Cent ans après 1915, les Arméniens du monde entier continuent à réclamer aux Turcs la reconnaissance de la grande catastrophe dont leurs ancêtres ont été victimes. Hrant Dink est mort pour avoir milité en faveur d’un dialogue qui respecte à la fois la fierté du peuple turc et la vérité historique. Sa veuve Rakel et ses trois enfants perpétuent son oeuvre au sein de la Fondation Hrant Dink avec les actuels rédacteurs d’AGOS. Ils organisent des programmes économiques et culturels entre Turquie et Arménie et sensibilisent de nombreux Turcs à travers une information ouverte pour récuser l’intolérance.

----

» **CONSIGNE**:
Extrayez le texte sur Hrant Dink dans son intégralité, mot pour mot.

» **DONNÉES FOURNIES**:
----

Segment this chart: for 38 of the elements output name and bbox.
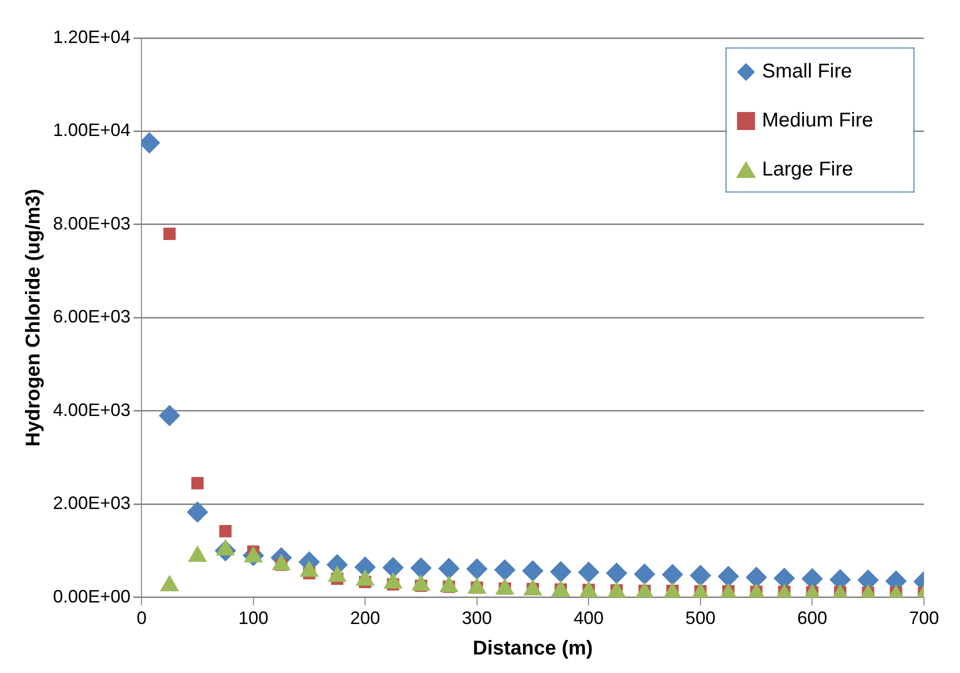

----

» **RÉPONSE RÉDIGÉE**:
Cent ans après 1915, les Arméniens du monde entier continuent à réclamer aux Turcs la reconnaissance de la grande catastrophe dont leurs ancêtres ont été victimes. Hrant Dink est mort pour avoir milité en faveur d’un dialogue qui respecte à la fois la fierté du peuple turc et la vérité historique. Sa veuve Rakel et ses trois enfants perpétuent son oeuvre au sein de la Fondation Hrant Dink avec les actuels rédacteurs d’AGOS. Ils organisent des programmes économiques et culturels entre Turquie et Arménie et sensibilisent de nombreux Turcs à travers une information ouverte pour récuser l’intolérance.